■ **Objective**: All of the data needs to be repeated exactly.

■ **Rows from a figure dataset**:
□ □ □ □

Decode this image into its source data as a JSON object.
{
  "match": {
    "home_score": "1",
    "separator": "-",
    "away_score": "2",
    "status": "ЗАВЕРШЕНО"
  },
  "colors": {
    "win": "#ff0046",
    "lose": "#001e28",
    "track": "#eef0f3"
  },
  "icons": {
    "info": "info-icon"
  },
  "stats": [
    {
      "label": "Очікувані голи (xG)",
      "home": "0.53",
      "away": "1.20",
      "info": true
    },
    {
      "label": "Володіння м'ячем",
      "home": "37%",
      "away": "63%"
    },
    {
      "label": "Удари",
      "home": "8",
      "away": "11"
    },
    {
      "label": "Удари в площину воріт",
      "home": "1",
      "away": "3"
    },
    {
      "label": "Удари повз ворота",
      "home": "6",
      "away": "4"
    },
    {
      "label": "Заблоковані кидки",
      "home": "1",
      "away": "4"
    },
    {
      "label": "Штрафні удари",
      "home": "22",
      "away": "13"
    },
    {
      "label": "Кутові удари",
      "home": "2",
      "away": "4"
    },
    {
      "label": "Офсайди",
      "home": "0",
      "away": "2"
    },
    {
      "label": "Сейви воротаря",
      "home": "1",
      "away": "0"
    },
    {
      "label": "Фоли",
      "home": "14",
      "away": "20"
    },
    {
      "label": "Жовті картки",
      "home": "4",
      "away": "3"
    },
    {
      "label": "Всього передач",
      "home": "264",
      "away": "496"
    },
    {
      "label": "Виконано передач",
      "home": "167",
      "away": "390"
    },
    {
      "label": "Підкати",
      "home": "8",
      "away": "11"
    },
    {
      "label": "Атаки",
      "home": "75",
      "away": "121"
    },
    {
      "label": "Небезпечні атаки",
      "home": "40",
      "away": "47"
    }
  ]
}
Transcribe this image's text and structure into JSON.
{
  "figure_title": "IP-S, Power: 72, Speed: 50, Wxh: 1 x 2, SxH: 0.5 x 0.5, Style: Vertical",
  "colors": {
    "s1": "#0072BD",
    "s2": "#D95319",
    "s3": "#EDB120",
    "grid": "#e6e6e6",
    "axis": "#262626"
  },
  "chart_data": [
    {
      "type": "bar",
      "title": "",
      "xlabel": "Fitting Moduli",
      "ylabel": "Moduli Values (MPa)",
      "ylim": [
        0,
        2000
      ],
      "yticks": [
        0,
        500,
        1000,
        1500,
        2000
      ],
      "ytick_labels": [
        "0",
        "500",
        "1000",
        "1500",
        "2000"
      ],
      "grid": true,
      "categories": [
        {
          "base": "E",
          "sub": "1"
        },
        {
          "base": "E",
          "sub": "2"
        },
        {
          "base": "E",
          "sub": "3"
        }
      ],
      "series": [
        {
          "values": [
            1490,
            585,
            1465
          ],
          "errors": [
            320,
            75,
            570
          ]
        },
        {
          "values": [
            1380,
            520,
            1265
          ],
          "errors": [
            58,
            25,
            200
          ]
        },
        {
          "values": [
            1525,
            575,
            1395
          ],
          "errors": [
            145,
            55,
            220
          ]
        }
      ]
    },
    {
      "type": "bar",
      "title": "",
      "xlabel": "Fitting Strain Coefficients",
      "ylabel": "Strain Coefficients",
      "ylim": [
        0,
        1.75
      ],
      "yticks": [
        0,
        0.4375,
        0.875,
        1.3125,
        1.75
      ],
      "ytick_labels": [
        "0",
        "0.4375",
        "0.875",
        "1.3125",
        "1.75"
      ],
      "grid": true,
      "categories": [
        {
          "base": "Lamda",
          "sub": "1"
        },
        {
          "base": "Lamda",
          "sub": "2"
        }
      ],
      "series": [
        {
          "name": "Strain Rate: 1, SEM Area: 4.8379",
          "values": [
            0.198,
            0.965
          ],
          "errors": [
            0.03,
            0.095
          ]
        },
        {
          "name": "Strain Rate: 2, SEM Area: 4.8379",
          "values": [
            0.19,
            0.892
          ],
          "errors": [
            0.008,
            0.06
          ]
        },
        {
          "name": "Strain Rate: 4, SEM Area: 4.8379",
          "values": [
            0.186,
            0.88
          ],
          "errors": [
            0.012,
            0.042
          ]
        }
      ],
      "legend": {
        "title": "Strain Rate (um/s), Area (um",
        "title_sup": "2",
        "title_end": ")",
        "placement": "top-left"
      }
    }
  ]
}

□ □ □ □

■ **Response below**:
Decode this image into its source data as a JSON object.
{
  "match": {
    "home_score": "1",
    "separator": "-",
    "away_score": "2",
    "status": "ЗАВЕРШЕНО"
  },
  "colors": {
    "win": "#ff0046",
    "lose": "#001e28",
    "track": "#eef0f3"
  },
  "icons": {
    "info": "info-icon"
  },
  "stats": [
    {
      "label": "Очікувані голи (xG)",
      "home": "0.53",
      "away": "1.20",
      "info": true
    },
    {
      "label": "Володіння м'ячем",
      "home": "37%",
      "away": "63%"
    },
    {
      "label": "Удари",
      "home": "8",
      "away": "11"
    },
    {
      "label": "Удари в площину воріт",
      "home": "1",
      "away": "3"
    },
    {
      "label": "Удари повз ворота",
      "home": "6",
      "away": "4"
    },
    {
      "label": "Заблоковані кидки",
      "home": "1",
      "away": "4"
    },
    {
      "label": "Штрафні удари",
      "home": "22",
      "away": "13"
    },
    {
      "label": "Кутові удари",
      "home": "2",
      "away": "4"
    },
    {
      "label": "Офсайди",
      "home": "0",
      "away": "2"
    },
    {
      "label": "Сейви воротаря",
      "home": "1",
      "away": "0"
    },
    {
      "label": "Фоли",
      "home": "14",
      "away": "20"
    },
    {
      "label": "Жовті картки",
      "home": "4",
      "away": "3"
    },
    {
      "label": "Всього передач",
      "home": "264",
      "away": "496"
    },
    {
      "label": "Виконано передач",
      "home": "167",
      "away": "390"
    },
    {
      "label": "Підкати",
      "home": "8",
      "away": "11"
    },
    {
      "label": "Атаки",
      "home": "75",
      "away": "121"
    },
    {
      "label": "Небезпечні атаки",
      "home": "40",
      "away": "47"
    }
  ]
}
Transcribe this image's text and structure into JSON.
{
  "figure_title": "IP-S, Power: 72, Speed: 50, Wxh: 1 x 2, SxH: 0.5 x 0.5, Style: Vertical",
  "colors": {
    "s1": "#0072BD",
    "s2": "#D95319",
    "s3": "#EDB120",
    "grid": "#e6e6e6",
    "axis": "#262626"
  },
  "chart_data": [
    {
      "type": "bar",
      "title": "",
      "xlabel": "Fitting Moduli",
      "ylabel": "Moduli Values (MPa)",
      "ylim": [
        0,
        2000
      ],
      "yticks": [
        0,
        500,
        1000,
        1500,
        2000
      ],
      "ytick_labels": [
        "0",
        "500",
        "1000",
        "1500",
        "2000"
      ],
      "grid": true,
      "categories": [
        {
          "base": "E",
          "sub": "1"
        },
        {
          "base": "E",
          "sub": "2"
        },
        {
          "base": "E",
          "sub": "3"
        }
      ],
      "series": [
        {
          "values": [
            1490,
            585,
            1465
          ],
          "errors": [
            320,
            75,
            570
          ]
        },
        {
          "values": [
            1380,
            520,
            1265
          ],
          "errors": [
            58,
            25,
            200
          ]
        },
        {
          "values": [
            1525,
            575,
            1395
          ],
          "errors": [
            145,
            55,
            220
          ]
        }
      ]
    },
    {
      "type": "bar",
      "title": "",
      "xlabel": "Fitting Strain Coefficients",
      "ylabel": "Strain Coefficients",
      "ylim": [
        0,
        1.75
      ],
      "yticks": [
        0,
        0.4375,
        0.875,
        1.3125,
        1.75
      ],
      "ytick_labels": [
        "0",
        "0.4375",
        "0.875",
        "1.3125",
        "1.75"
      ],
      "grid": true,
      "categories": [
        {
          "base": "Lamda",
          "sub": "1"
        },
        {
          "base": "Lamda",
          "sub": "2"
        }
      ],
      "series": [
        {
          "name": "Strain Rate: 1, SEM Area: 4.8379",
          "values": [
            0.198,
            0.965
          ],
          "errors": [
            0.03,
            0.095
          ]
        },
        {
          "name": "Strain Rate: 2, SEM Area: 4.8379",
          "values": [
            0.19,
            0.892
          ],
          "errors": [
            0.008,
            0.06
          ]
        },
        {
          "name": "Strain Rate: 4, SEM Area: 4.8379",
          "values": [
            0.186,
            0.88
          ],
          "errors": [
            0.012,
            0.042
          ]
        }
      ],
      "legend": {
        "title": "Strain Rate (um/s), Area (um",
        "title_sup": "2",
        "title_end": ")",
        "placement": "top-left"
      }
    }
  ]
}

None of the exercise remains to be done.